What this task involves:
Repeat, exactly and completely, the entries shown underneath.

Given records:
+ + +

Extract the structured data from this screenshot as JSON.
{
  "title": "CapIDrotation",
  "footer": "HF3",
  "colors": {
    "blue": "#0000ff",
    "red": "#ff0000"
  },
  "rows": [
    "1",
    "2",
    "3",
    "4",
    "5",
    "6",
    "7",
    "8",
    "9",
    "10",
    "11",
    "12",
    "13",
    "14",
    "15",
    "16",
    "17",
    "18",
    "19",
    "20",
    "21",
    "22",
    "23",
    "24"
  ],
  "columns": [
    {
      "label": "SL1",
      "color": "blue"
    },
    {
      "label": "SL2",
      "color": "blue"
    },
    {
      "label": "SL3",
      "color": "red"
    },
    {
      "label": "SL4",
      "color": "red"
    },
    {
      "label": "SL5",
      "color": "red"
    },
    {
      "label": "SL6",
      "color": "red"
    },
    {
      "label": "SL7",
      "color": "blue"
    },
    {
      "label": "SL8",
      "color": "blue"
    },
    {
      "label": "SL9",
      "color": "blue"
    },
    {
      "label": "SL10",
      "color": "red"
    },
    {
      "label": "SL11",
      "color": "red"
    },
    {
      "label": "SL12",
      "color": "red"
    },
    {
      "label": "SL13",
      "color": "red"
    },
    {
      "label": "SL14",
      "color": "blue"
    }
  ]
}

+ + +

The solution:
Extract the structured data from this screenshot as JSON.
{
  "title": "CapIDrotation",
  "footer": "HF3",
  "colors": {
    "blue": "#0000ff",
    "red": "#ff0000"
  },
  "rows": [
    "1",
    "2",
    "3",
    "4",
    "5",
    "6",
    "7",
    "8",
    "9",
    "10",
    "11",
    "12",
    "13",
    "14",
    "15",
    "16",
    "17",
    "18",
    "19",
    "20",
    "21",
    "22",
    "23",
    "24"
  ],
  "columns": [
    {
      "label": "SL1",
      "color": "blue"
    },
    {
      "label": "SL2",
      "color": "blue"
    },
    {
      "label": "SL3",
      "color": "red"
    },
    {
      "label": "SL4",
      "color": "red"
    },
    {
      "label": "SL5",
      "color": "red"
    },
    {
      "label": "SL6",
      "color": "red"
    },
    {
      "label": "SL7",
      "color": "blue"
    },
    {
      "label": "SL8",
      "color": "blue"
    },
    {
      "label": "SL9",
      "color": "blue"
    },
    {
      "label": "SL10",
      "color": "red"
    },
    {
      "label": "SL11",
      "color": "red"
    },
    {
      "label": "SL12",
      "color": "red"
    },
    {
      "label": "SL13",
      "color": "red"
    },
    {
      "label": "SL14",
      "color": "blue"
    }
  ]
}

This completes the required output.